> _Dataset extract_:
## Start
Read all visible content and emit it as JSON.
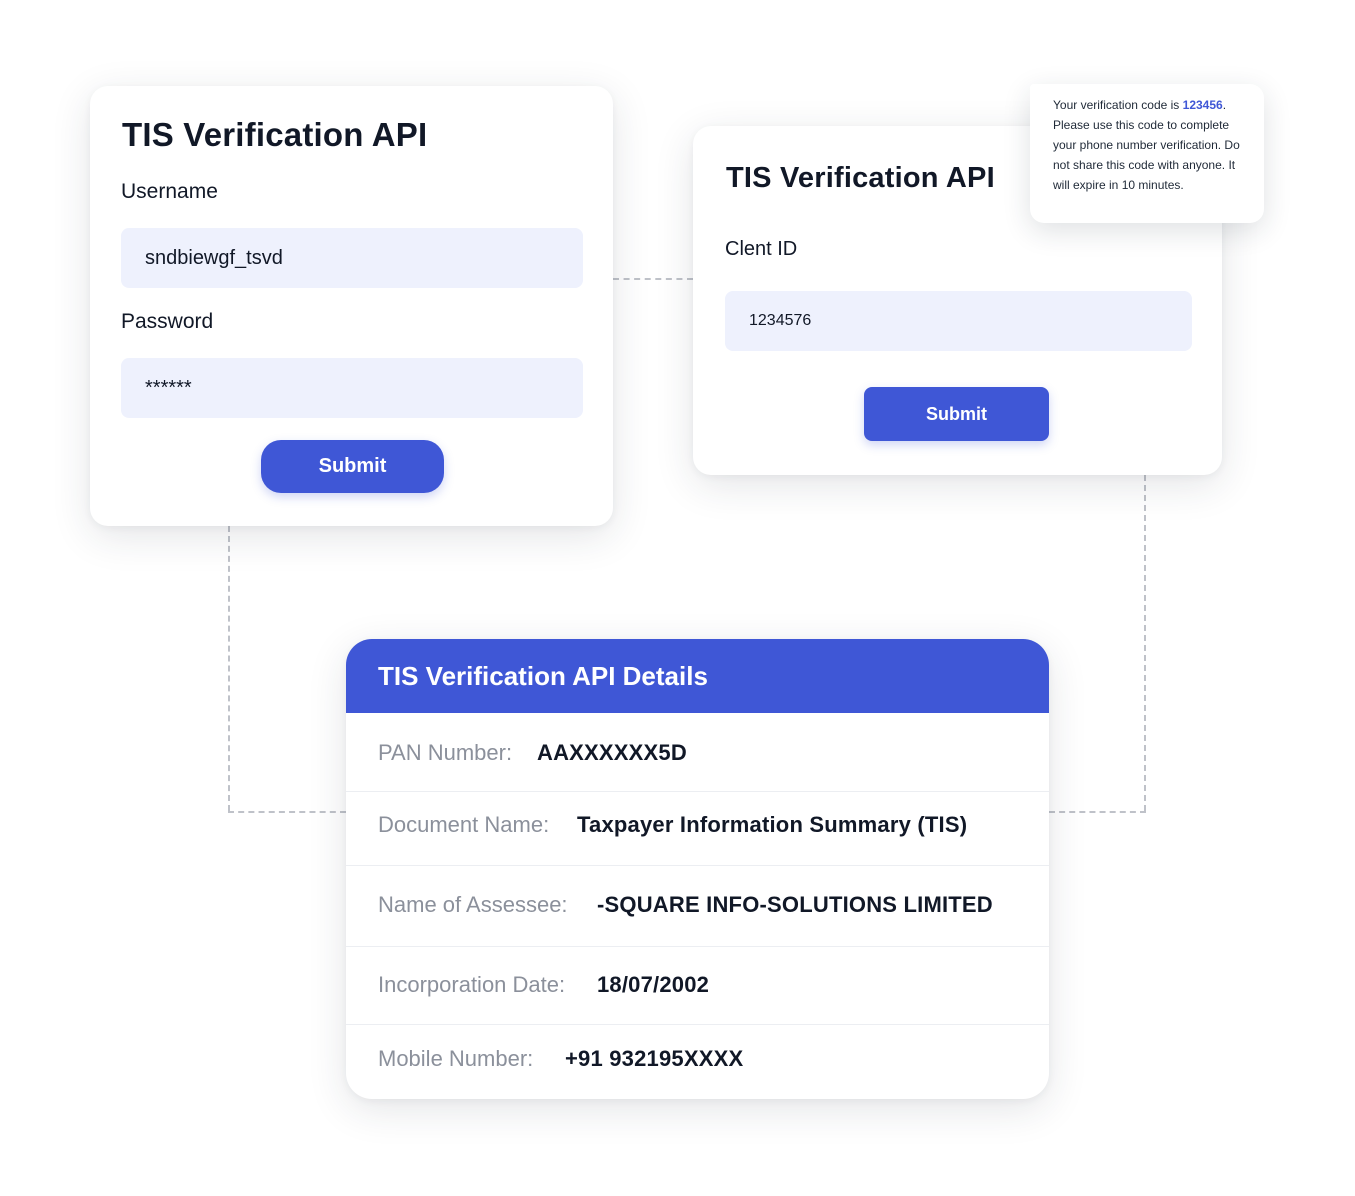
{
  "login_card": {
    "title": "TIS Verification API",
    "username_label": "Username",
    "username_value": "sndbiewgf_tsvd",
    "password_label": "Password",
    "password_value": "******",
    "submit_label": "Submit"
  },
  "client_card": {
    "title": "TIS Verification API",
    "client_id_label": "Clent ID",
    "client_id_value": "1234576",
    "submit_label": "Submit"
  },
  "sms": {
    "prefix": "Your verification code is ",
    "code": "123456",
    "suffix": ". Please use this code to complete your phone number verification. Do not share this code with anyone. It will expire in 10 minutes."
  },
  "details_card": {
    "title": "TIS Verification API Details",
    "rows": [
      {
        "label": "PAN Number:",
        "value": "AAXXXXXX5D"
      },
      {
        "label": "Document Name:",
        "value": "Taxpayer Information Summary (TIS)"
      },
      {
        "label": "Name of Assessee:",
        "value": "-SQUARE INFO-SOLUTIONS LIMITED"
      },
      {
        "label": "Incorporation Date:",
        "value": "18/07/2002"
      },
      {
        "label": "Mobile Number:",
        "value": "+91 932195XXXX"
      }
    ]
  },
  "colors": {
    "accent": "#3f57d6",
    "input_bg": "#eef1fd",
    "muted_label": "#8b909b"
  }
}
## End
> _The problem_: Leave the pictures out and copy the rest of the data exactly.

> _Complete response_:
Read all visible content and emit it as JSON.
{
  "login_card": {
    "title": "TIS Verification API",
    "username_label": "Username",
    "username_value": "sndbiewgf_tsvd",
    "password_label": "Password",
    "password_value": "******",
    "submit_label": "Submit"
  },
  "client_card": {
    "title": "TIS Verification API",
    "client_id_label": "Clent ID",
    "client_id_value": "1234576",
    "submit_label": "Submit"
  },
  "sms": {
    "prefix": "Your verification code is ",
    "code": "123456",
    "suffix": ". Please use this code to complete your phone number verification. Do not share this code with anyone. It will expire in 10 minutes."
  },
  "details_card": {
    "title": "TIS Verification API Details",
    "rows": [
      {
        "label": "PAN Number:",
        "value": "AAXXXXXX5D"
      },
      {
        "label": "Document Name:",
        "value": "Taxpayer Information Summary (TIS)"
      },
      {
        "label": "Name of Assessee:",
        "value": "-SQUARE INFO-SOLUTIONS LIMITED"
      },
      {
        "label": "Incorporation Date:",
        "value": "18/07/2002"
      },
      {
        "label": "Mobile Number:",
        "value": "+91 932195XXXX"
      }
    ]
  },
  "colors": {
    "accent": "#3f57d6",
    "input_bg": "#eef1fd",
    "muted_label": "#8b909b"
  }
}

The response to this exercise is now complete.